### Recorded data

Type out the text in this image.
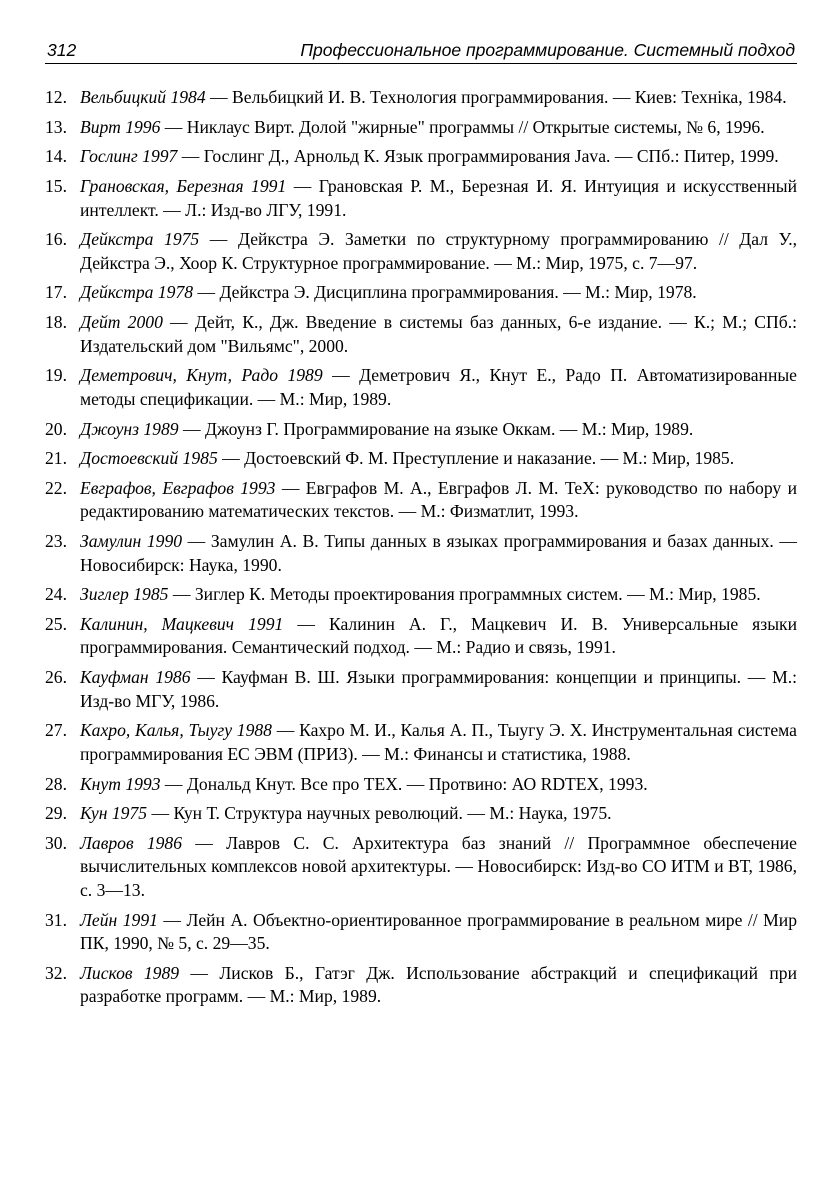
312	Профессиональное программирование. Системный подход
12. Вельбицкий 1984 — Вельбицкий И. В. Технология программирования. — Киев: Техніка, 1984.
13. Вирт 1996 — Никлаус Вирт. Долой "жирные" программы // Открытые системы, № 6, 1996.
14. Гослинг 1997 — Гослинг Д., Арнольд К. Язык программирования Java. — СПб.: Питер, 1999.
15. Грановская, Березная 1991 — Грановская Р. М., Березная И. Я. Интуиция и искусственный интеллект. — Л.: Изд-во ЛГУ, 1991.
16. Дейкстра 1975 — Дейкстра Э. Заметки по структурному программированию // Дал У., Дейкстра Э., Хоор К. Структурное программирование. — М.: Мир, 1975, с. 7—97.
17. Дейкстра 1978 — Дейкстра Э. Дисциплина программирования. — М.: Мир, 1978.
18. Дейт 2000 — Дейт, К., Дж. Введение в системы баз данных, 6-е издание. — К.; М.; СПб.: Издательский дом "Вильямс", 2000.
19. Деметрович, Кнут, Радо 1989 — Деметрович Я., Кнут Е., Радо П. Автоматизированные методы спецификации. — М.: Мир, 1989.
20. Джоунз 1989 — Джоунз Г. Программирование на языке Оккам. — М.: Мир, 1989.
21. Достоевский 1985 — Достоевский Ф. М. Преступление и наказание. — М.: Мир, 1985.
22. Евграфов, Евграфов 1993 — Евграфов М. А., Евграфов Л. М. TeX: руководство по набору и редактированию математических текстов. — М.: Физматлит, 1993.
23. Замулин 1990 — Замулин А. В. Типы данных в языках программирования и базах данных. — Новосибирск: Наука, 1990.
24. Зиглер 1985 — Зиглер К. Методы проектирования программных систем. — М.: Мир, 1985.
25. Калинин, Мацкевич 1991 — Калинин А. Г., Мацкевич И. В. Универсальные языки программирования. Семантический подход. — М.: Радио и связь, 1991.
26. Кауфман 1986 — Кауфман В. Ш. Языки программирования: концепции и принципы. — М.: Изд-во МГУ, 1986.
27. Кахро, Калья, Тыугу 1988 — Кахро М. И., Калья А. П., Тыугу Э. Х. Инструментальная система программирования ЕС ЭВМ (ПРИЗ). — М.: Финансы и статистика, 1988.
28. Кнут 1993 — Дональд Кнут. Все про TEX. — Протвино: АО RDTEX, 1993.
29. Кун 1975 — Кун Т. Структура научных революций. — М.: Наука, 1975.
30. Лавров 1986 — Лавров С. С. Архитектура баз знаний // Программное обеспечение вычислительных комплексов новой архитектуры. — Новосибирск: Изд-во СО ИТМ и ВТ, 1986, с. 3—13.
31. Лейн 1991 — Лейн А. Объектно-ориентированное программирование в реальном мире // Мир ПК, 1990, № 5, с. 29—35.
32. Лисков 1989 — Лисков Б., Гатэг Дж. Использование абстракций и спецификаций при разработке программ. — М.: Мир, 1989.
---
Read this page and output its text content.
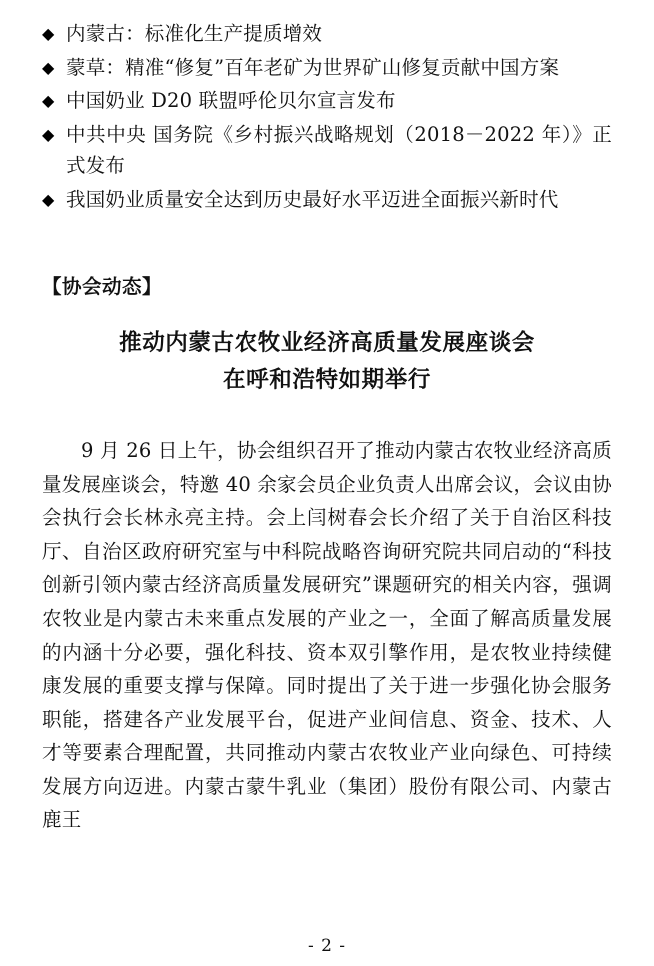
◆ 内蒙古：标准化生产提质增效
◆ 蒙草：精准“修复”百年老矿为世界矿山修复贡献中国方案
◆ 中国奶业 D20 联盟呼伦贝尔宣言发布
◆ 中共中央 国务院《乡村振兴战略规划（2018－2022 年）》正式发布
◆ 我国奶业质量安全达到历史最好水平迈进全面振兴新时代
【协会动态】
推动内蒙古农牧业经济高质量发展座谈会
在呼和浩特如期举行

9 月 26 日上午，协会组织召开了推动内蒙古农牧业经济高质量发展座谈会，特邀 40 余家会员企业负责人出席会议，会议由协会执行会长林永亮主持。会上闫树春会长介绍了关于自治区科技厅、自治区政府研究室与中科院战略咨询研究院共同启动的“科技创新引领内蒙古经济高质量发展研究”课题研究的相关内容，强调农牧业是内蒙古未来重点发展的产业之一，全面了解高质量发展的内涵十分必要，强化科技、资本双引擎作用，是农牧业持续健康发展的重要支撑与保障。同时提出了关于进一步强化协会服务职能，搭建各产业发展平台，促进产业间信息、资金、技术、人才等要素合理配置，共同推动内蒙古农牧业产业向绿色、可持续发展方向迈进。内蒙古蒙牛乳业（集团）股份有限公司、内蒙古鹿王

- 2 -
...
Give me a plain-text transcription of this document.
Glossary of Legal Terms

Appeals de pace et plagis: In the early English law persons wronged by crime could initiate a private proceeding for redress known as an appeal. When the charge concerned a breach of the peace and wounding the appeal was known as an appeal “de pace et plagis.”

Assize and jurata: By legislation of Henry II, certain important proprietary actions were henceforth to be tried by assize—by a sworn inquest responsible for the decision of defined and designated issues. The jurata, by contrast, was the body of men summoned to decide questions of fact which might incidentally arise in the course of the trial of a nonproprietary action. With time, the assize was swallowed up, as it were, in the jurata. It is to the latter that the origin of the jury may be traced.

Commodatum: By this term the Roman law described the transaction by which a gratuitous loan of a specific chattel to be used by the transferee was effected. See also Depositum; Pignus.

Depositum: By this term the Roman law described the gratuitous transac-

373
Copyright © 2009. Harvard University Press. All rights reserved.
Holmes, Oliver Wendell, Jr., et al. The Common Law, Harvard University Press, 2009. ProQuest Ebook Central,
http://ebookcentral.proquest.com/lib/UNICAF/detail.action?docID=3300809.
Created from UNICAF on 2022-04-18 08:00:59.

### Written instruction
Make a list of all lines in the data that contain "UNICAF".

### Task response
http://ebookcentral.proquest.com/lib/UNICAF/detail.action?docID=3300809.
Created from UNICAF on 2022-04-18 08:00:59.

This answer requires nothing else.